---------- TEKS EKSTRAKSI

Paham radikalisme terus menyusup ke semua sendi masyakat dalam kondisi apapun. Bahkan di masa pandemi seperti sekarang ini pun, tetap saja tidak menyurutkan kelompok radikal, untuk berencana menyiapkan serangkaian aksi teror.Â
Terbukti, beberapa waktu lalu Densus 88 tetap saja melakukan aksi penangkapan jaringan terorisme di beberapa tempat. Ini menunjukkan mereka tidak pernah diam. Mereka tetap berusaha menyebarka teror, baik itu di dunia maya ataupun dunia nyata.
Untuk itulah diperlukan sebuah kewaspadaan bersama. Karena faktanya, mereka terus saja menyebarkan ujaran kebencian, provokasi dan propaganda radikalisme. Terkadang banyak masyarakat yang tidak sadar, masuk dalam perangkap yang disebar oleh kelompok radikal. Dalam hal penanganan covid misalnya. Pemerintah terus diserang tidak berpihak, membatasi aktifitas peribadahan ataupun yang lainnya. Padahal, upaya pembatasan tersebut dilakukan untuk menekan penyebaran angka positif.

--------------------
---------- ENTRI YANG DIBERIKAN

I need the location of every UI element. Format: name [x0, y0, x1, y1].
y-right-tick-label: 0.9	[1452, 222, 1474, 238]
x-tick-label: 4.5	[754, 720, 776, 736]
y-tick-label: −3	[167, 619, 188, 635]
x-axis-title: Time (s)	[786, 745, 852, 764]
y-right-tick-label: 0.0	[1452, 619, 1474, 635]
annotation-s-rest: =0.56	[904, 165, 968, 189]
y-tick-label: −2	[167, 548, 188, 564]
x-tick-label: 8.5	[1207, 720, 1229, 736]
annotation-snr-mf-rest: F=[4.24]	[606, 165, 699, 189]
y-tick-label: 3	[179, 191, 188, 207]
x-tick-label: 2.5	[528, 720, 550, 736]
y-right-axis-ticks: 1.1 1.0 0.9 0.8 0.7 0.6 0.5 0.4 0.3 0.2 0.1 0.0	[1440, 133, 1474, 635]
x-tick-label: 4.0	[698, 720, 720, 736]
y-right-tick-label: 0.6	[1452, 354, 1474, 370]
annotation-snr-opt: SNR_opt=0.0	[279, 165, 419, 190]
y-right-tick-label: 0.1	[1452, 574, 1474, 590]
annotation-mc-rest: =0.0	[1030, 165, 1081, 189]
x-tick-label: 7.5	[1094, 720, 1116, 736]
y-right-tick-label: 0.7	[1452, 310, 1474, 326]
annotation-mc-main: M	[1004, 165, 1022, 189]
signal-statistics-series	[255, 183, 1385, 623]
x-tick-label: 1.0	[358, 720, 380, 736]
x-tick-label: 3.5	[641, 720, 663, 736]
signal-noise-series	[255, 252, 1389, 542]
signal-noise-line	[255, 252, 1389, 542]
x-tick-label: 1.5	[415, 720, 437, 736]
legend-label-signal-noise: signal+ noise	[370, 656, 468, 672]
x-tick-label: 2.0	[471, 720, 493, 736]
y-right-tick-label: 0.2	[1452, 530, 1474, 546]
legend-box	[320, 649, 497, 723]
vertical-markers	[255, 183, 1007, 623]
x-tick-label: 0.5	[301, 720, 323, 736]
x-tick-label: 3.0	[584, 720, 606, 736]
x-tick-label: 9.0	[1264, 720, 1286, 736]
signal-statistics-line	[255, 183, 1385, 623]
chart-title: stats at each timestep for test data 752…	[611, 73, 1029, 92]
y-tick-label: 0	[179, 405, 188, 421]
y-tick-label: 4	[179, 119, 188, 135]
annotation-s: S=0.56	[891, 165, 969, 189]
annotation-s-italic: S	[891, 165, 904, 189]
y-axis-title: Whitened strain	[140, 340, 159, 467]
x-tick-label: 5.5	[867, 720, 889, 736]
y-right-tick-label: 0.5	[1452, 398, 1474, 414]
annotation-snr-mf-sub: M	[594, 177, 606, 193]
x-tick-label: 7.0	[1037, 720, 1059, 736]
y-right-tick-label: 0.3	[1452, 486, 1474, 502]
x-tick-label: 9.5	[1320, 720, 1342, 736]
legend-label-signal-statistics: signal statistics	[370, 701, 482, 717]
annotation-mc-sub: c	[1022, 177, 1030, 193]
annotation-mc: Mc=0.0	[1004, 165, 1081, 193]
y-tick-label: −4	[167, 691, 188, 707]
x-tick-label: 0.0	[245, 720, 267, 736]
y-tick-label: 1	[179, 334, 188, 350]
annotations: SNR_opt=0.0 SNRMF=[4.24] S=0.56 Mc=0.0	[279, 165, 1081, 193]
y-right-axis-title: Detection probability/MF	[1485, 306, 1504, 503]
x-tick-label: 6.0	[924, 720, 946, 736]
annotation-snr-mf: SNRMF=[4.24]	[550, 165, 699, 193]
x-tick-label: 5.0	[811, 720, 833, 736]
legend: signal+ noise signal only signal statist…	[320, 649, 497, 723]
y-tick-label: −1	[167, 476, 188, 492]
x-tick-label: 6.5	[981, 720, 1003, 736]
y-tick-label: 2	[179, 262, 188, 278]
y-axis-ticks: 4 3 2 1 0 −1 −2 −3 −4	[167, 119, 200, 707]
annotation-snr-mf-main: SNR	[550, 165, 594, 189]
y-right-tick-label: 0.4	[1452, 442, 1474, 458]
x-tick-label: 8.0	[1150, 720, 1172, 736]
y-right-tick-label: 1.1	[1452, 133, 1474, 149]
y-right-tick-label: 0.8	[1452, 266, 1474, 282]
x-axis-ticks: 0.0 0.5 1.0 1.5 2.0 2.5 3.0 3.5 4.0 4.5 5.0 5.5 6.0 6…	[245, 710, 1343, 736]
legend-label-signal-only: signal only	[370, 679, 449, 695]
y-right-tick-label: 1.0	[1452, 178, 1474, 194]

--------------------

> **YANG DIKERJAKAN**
A) Salin kembali bagian teks tentang radikalisme yang dibuka dengan kata-kata "Paham radikalisme terus" dan ditutup dengan "ataupun dunia nyata.", lalu ganti "Densus 88" dengan "aparat keamanan".
B) Menurut teks tentang radikalisme, untuk apa upaya pembatasan di masa pandemi dilakukan?

> **KUNCI JAWABAN**
A)
Paham radikalisme terus menyusup ke semua sendi masyakat dalam kondisi apapun. Bahkan di masa pandemi seperti sekarang ini pun, tetap saja tidak menyurutkan kelompok radikal, untuk berencana menyiapkan serangkaian aksi teror.Â
Terbukti, beberapa waktu lalu aparat keamanan tetap saja melakukan aksi penangkapan jaringan terorisme di beberapa tempat. Ini menunjukkan mereka tidak pernah diam. Mereka tetap berusaha menyebarka teror, baik itu di dunia maya ataupun dunia nyata.

B) Upaya pembatasan dilakukan untuk menekan penyebaran angka positif.